**Instructions to follow**
Quote the records below in full, exactly as given, with the images taken out.

**Input**
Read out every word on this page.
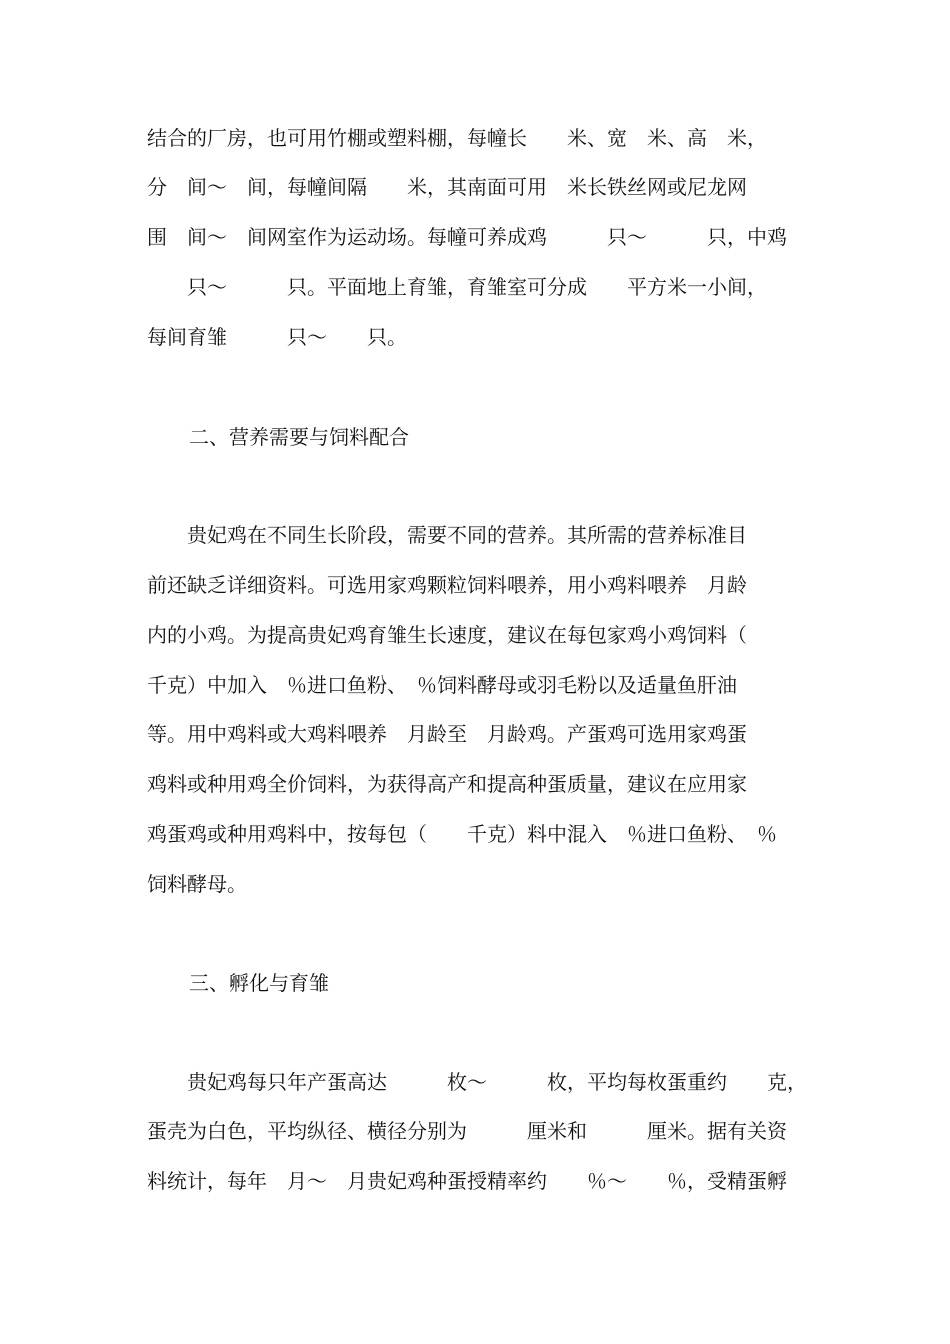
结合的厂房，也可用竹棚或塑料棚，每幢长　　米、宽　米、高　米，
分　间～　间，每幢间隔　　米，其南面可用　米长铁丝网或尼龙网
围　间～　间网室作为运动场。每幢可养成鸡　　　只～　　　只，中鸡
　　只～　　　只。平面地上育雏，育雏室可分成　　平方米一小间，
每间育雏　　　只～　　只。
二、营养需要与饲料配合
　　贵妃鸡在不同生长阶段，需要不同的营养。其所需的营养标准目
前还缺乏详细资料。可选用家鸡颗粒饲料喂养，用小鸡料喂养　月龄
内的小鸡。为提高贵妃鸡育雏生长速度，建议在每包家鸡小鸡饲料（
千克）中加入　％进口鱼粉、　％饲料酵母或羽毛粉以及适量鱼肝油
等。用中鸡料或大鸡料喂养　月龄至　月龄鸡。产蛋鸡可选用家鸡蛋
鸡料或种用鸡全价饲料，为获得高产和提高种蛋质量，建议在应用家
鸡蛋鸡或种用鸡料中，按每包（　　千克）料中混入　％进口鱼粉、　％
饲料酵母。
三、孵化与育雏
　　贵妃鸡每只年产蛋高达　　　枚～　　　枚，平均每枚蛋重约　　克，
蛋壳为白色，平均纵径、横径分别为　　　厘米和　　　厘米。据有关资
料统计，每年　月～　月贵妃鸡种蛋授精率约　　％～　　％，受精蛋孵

**Expected output**
Read out every word on this page.
结合的厂房，也可用竹棚或塑料棚，每幢长　　米、宽　米、高　米，
分　间～　间，每幢间隔　　米，其南面可用　米长铁丝网或尼龙网
围　间～　间网室作为运动场。每幢可养成鸡　　　只～　　　只，中鸡
　　只～　　　只。平面地上育雏，育雏室可分成　　平方米一小间，
每间育雏　　　只～　　只。
二、营养需要与饲料配合
　　贵妃鸡在不同生长阶段，需要不同的营养。其所需的营养标准目
前还缺乏详细资料。可选用家鸡颗粒饲料喂养，用小鸡料喂养　月龄
内的小鸡。为提高贵妃鸡育雏生长速度，建议在每包家鸡小鸡饲料（
千克）中加入　％进口鱼粉、　％饲料酵母或羽毛粉以及适量鱼肝油
等。用中鸡料或大鸡料喂养　月龄至　月龄鸡。产蛋鸡可选用家鸡蛋
鸡料或种用鸡全价饲料，为获得高产和提高种蛋质量，建议在应用家
鸡蛋鸡或种用鸡料中，按每包（　　千克）料中混入　％进口鱼粉、　％
饲料酵母。
三、孵化与育雏
　　贵妃鸡每只年产蛋高达　　　枚～　　　枚，平均每枚蛋重约　　克，
蛋壳为白色，平均纵径、横径分别为　　　厘米和　　　厘米。据有关资
料统计，每年　月～　月贵妃鸡种蛋授精率约　　％～　　％，受精蛋孵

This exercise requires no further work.